START Selected excerpt

We can train the model with the caret
package (for
further information about caret
, see the original
website). We use parallel computing to speed up the computation.
# parallel computing
library(doParallel)
cl <- makePSOCKcluster(5)
registerDoParallel(cl)
# stop after finishing the computation
stopCluster(cl)
The following example shows how to estimate the ITR with grandient
boosting machine (GBM) using the caret
package. Note that
we have already loaded the data and specify the treatment, outcome, and
covariates as shown in the Sample Splitting vignette.
Since we are using the caret
package, we need to specify
the trainControl
and/or tuneGrid
arguments.
The trainControl
argument specifies the cross-validation
method and the tuneGrid
argument specifies the tuning grid.
For more information about these arguments, please refer to the caret
website.
We estimate the ITR with only one machine learning algorithm (GBM)
and evaluate the ITR with the evaluate_itr()
function. To
compute PAPDp
, we need to specify the
algorithms
argument with more than 2 machine learning
algorithms.

END Selected excerpt

◆ Given exercise A
Retype the stretch of the caret ITR page from "For more information" through "algorithms." word for word.
◆ Given exercise B
In the caret ITR page, which argument specifies the cross-validation method?

START Recorded information

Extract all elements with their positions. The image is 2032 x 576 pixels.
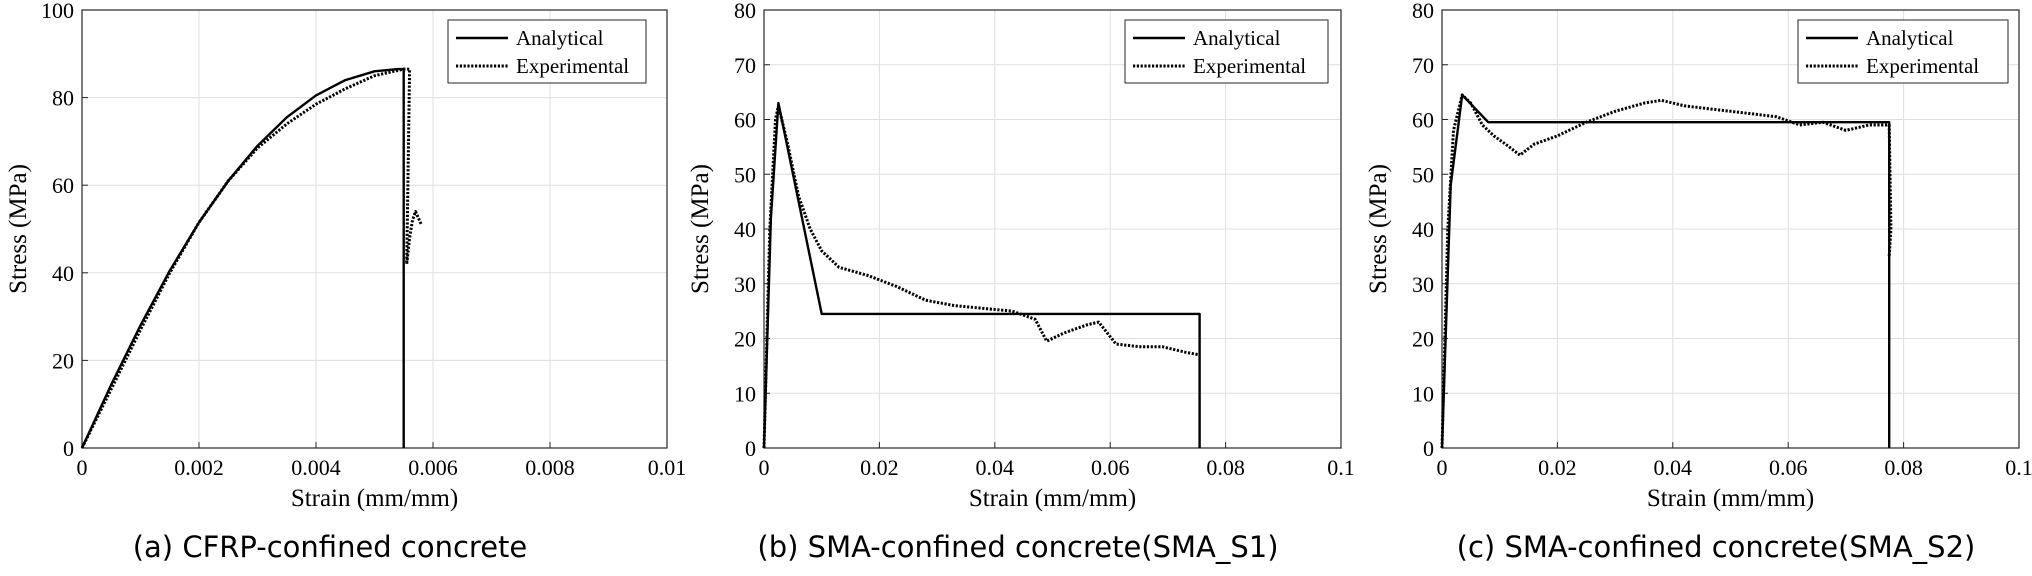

END Recorded information

◆ Expected answer A
For more information about these arguments, please refer to the caret
website.
We estimate the ITR with only one machine learning algorithm (GBM)
and evaluate the ITR with the evaluate_itr()
function. To
compute PAPDp
, we need to specify the
algorithms
argument with more than 2 machine learning
algorithms.

◆ Expected answer B
The trainControl argument specifies the cross-validation method.